▶ [Data extract]
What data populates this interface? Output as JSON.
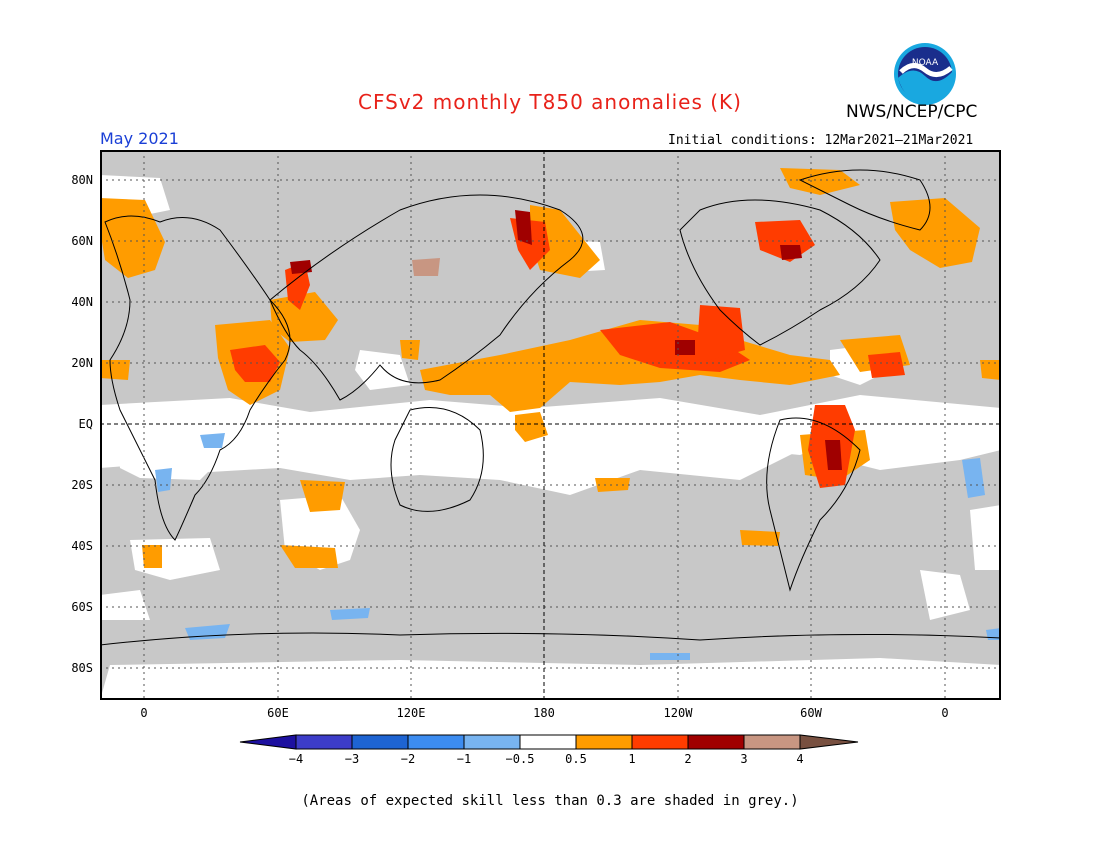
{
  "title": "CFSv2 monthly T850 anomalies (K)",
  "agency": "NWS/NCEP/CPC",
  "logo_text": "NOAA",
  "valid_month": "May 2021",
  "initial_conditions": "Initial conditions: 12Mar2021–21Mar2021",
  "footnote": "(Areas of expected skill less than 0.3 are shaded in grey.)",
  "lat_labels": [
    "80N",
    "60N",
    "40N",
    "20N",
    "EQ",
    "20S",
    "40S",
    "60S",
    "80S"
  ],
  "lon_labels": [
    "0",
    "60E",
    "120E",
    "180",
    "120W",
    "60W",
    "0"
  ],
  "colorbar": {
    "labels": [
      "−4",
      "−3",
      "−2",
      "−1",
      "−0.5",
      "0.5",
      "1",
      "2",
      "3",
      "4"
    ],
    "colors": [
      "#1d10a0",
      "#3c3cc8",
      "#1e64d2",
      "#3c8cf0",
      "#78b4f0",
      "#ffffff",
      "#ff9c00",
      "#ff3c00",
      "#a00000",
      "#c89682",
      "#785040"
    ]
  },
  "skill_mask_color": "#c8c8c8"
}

▶ [Request] Are you able to set down all the lines above exactly, without any pictures?

▶ [Solution for this problem]
What data populates this interface? Output as JSON.
{
  "title": "CFSv2 monthly T850 anomalies (K)",
  "agency": "NWS/NCEP/CPC",
  "logo_text": "NOAA",
  "valid_month": "May 2021",
  "initial_conditions": "Initial conditions: 12Mar2021–21Mar2021",
  "footnote": "(Areas of expected skill less than 0.3 are shaded in grey.)",
  "lat_labels": [
    "80N",
    "60N",
    "40N",
    "20N",
    "EQ",
    "20S",
    "40S",
    "60S",
    "80S"
  ],
  "lon_labels": [
    "0",
    "60E",
    "120E",
    "180",
    "120W",
    "60W",
    "0"
  ],
  "colorbar": {
    "labels": [
      "−4",
      "−3",
      "−2",
      "−1",
      "−0.5",
      "0.5",
      "1",
      "2",
      "3",
      "4"
    ],
    "colors": [
      "#1d10a0",
      "#3c3cc8",
      "#1e64d2",
      "#3c8cf0",
      "#78b4f0",
      "#ffffff",
      "#ff9c00",
      "#ff3c00",
      "#a00000",
      "#c89682",
      "#785040"
    ]
  },
  "skill_mask_color": "#c8c8c8"
}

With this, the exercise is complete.